> [Brief] Every line below that mentions the word "négative" should be copied out.

►

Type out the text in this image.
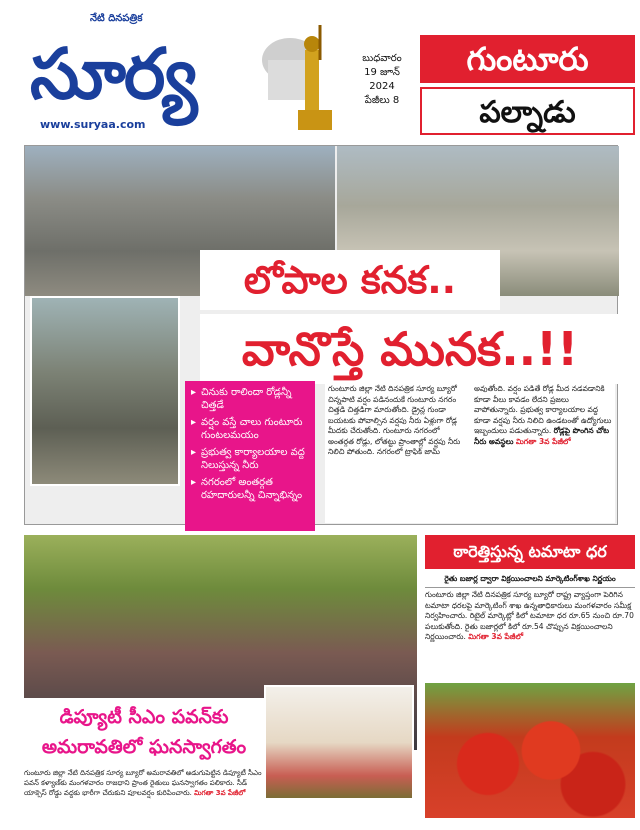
నేటి దినపత్రిక
సూర్య
www.suryaa.com
బుధవారం
19 జూన్
2024
పేజీలు 8
గుంటూరు
పల్నాడు
లోపాల కనక..
వానొస్తే మునక..!!
▸ చినుకు రాలిందా రోడ్లన్నీ చిత్తడే
▸ వర్షం వస్తే చాలు గుంటూరు గుంటలమయం
▸ ప్రభుత్వ కార్యాలయాల వద్ద నిలుస్తున్న నీరు
▸ నగరంలో అంతర్గత రహదారులన్నీ చిన్నాభిన్నం
గుంటూరు జిల్లా నేటి దినపత్రిక సూర్య బ్యూరో చిన్నపాటి వర్షం పడినందుకే గుంటూరు నగరం చిత్తడి చిత్తడిగా మారుతోంది. డ్రైన్ల గుండా బయటకు పోవాల్సిన వర్షపు నీరు ఏళ్లుగా రోడ్ల మీదకు చేరుతోంది. గుంటూరు నగరంలో అంతర్గత రోడ్లు, లోతట్టు ప్రాంతాల్లో వర్షపు నీరు నిలిచి పోతుంది. నగరంలో ట్రాఫిక్ జామ్ అవుతోంది. వర్షం పడితే రోడ్ల మీద నడవడానికి కూడా వీలు కావడం లేదని ప్రజలు వాపోతున్నారు. ప్రభుత్వ కార్యాలయాల వద్ద కూడా వర్షపు నీరు నిలిచి ఉండటంతో ఉద్యోగులు ఇబ్బందులు పడుతున్నారు. రోడ్లపై పొంగిన చోట నీరు అవస్థలు మిగతా 3వ పేజీలో
డిప్యూటీ సీఎం పవన్‌కు అమరావతిలో ఘనస్వాగతం
గుంటూరు జిల్లా నేటి దినపత్రిక సూర్య బ్యూరో అమరావతిలో అడుగుపెట్టిన డిప్యూటీ సీఎం పవన్ కళ్యాణ్‌కు మంగళవారం రాజధాని ప్రాంత రైతులు ఘనస్వాగతం పలికారు. సీడ్ యాక్సెస్ రోడ్డు వద్దకు భారీగా చేరుకుని పూలవర్షం కురిపించారు. మిగతా 3వ పేజీలో
ఠారెత్తిస్తున్న టమాటా ధర
రైతు బజార్ల ద్వారా విక్రయించాలని మార్కెటింగ్‌శాఖ నిర్ణయం
గుంటూరు జిల్లా నేటి దినపత్రిక సూర్య బ్యూరో రాష్ట్ర వ్యాప్తంగా పెరిగిన టమాటా ధరలపై మార్కెటింగ్ శాఖ ఉన్నతాధికారులు మంగళవారం సమీక్ష నిర్వహించారు. రిటైల్ మార్కెట్లో కిలో టమాటా ధర రూ.65 నుంచి రూ.70 పలుకుతోంది. రైతు బజార్లలో కిలో రూ.54 చొప్పున విక్రయించాలని నిర్ణయించారు. మిగతా 3వ పేజీలో
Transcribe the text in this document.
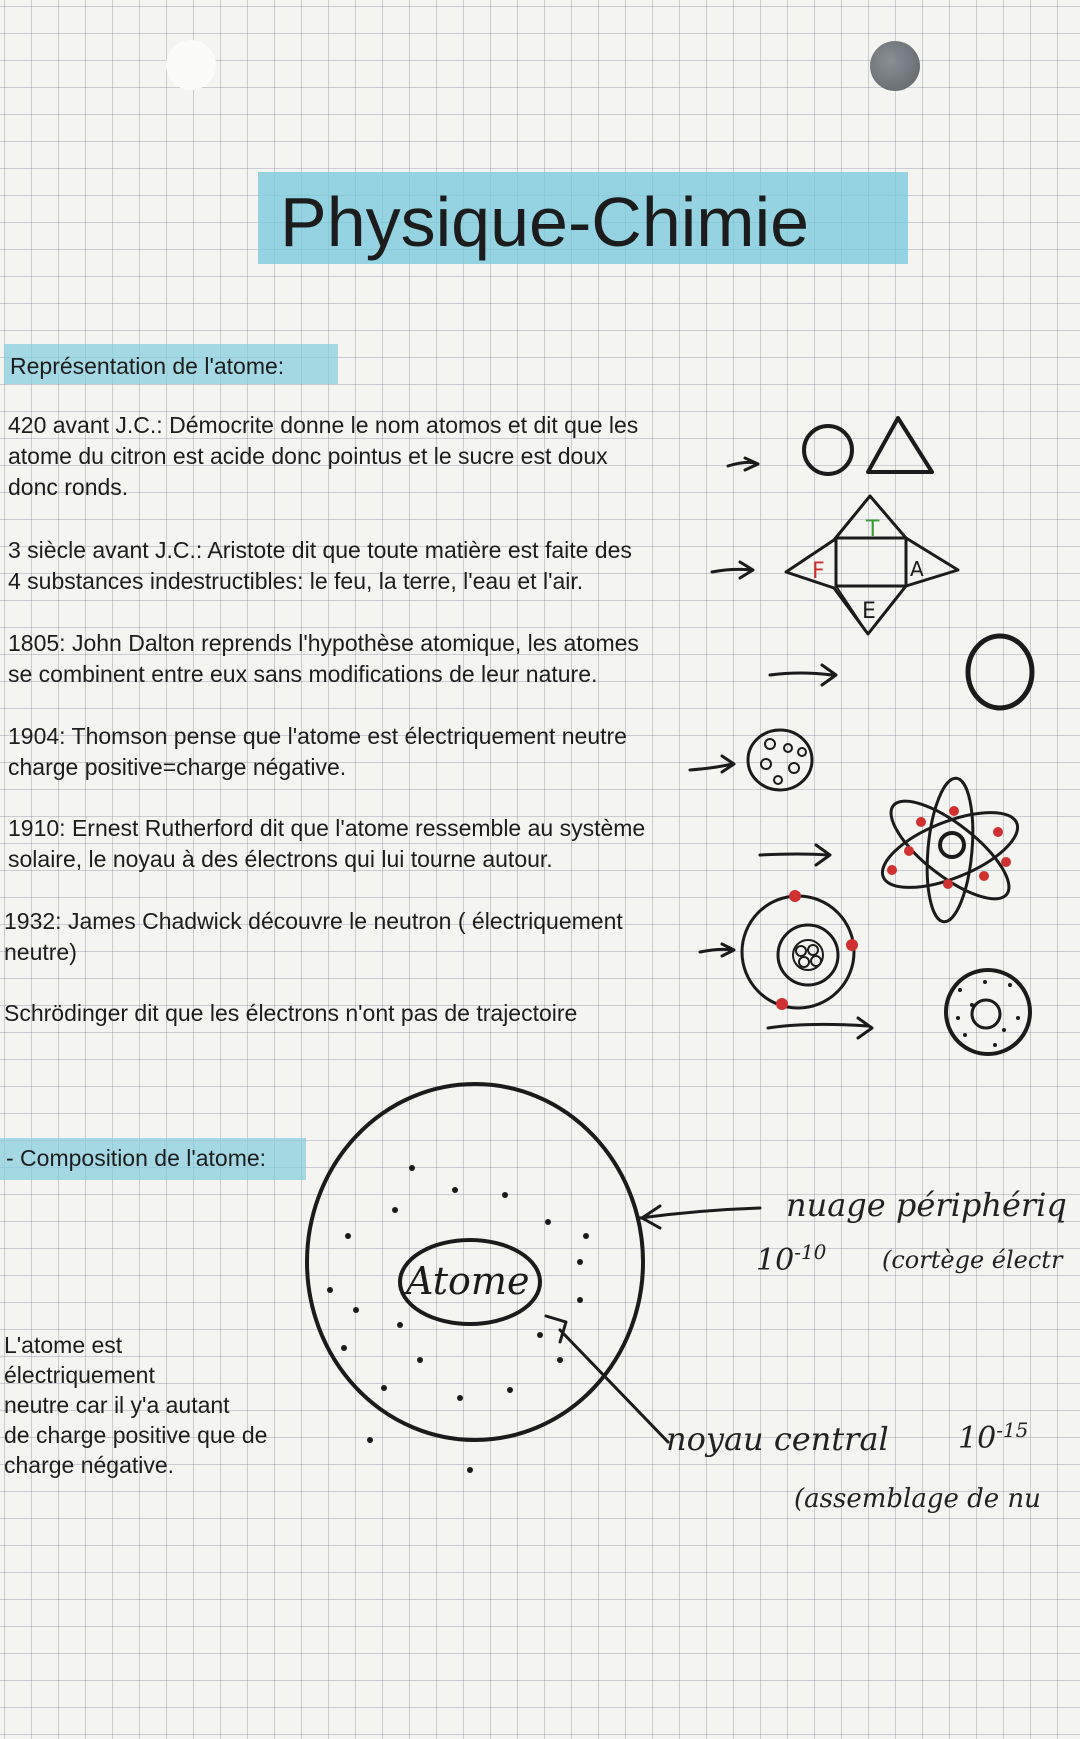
Physique-Chimie
Représentation de l'atome:
420 avant J.C.: Démocrite donne le nom atomos et dit que les
atome du citron est acide donc pointus et le sucre est doux
donc ronds.
3 siècle avant J.C.: Aristote dit que toute matière est faite des
4 substances indestructibles: le feu, la terre, l'eau et l'air.
1805: John Dalton reprends l'hypothèse atomique, les atomes
se combinent entre eux sans modifications de leur nature.
1904: Thomson pense que l'atome est électriquement neutre
charge positive=charge négative.
1910: Ernest Rutherford dit que l'atome ressemble au système
solaire, le noyau à des électrons qui lui tourne autour.
1932: James Chadwick découvre le neutron ( électriquement
neutre)
Schrödinger dit que les électrons n'ont pas de trajectoire
- Composition de l'atome:
L'atome est
électriquement
neutre car il y'a autant
de charge positive que de
charge négative.
F
T
A
E
Atome
nuage périphériq
$10^{-10}$ (cortège électr
noyau central $10^{-15}$
(assemblage de nu
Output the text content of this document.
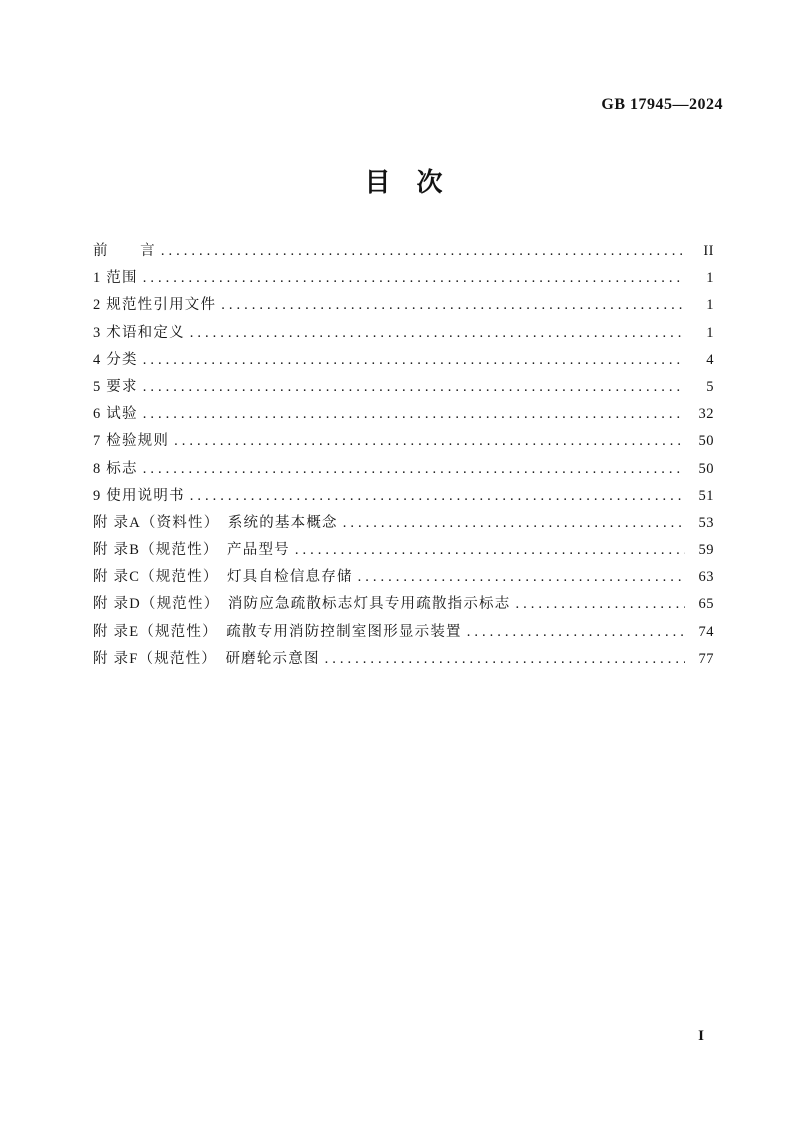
GB 17945—2024
目　次
前　　言 .....	II
1 范围 .....	1
2 规范性引用文件 .....	1
3 术语和定义 .....	1
4 分类 .....	4
5 要求 .....	5
6 试验 .....	32
7 检验规则 .....	50
8 标志 .....	50
9 使用说明书 .....	51
附 录A（资料性）　系统的基本概念 .....	53
附 录B（规范性）　产品型号 .....	59
附 录C（规范性）　灯具自检信息存储 .....	63
附 录D（规范性）　消防应急疏散标志灯具专用疏散指示标志 .....	65
附 录E（规范性）　疏散专用消防控制室图形显示装置 .....	74
附 录F（规范性）　研磨轮示意图 .....	77
I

◄

> [Response]
charge positive=charge négative.
charge négative.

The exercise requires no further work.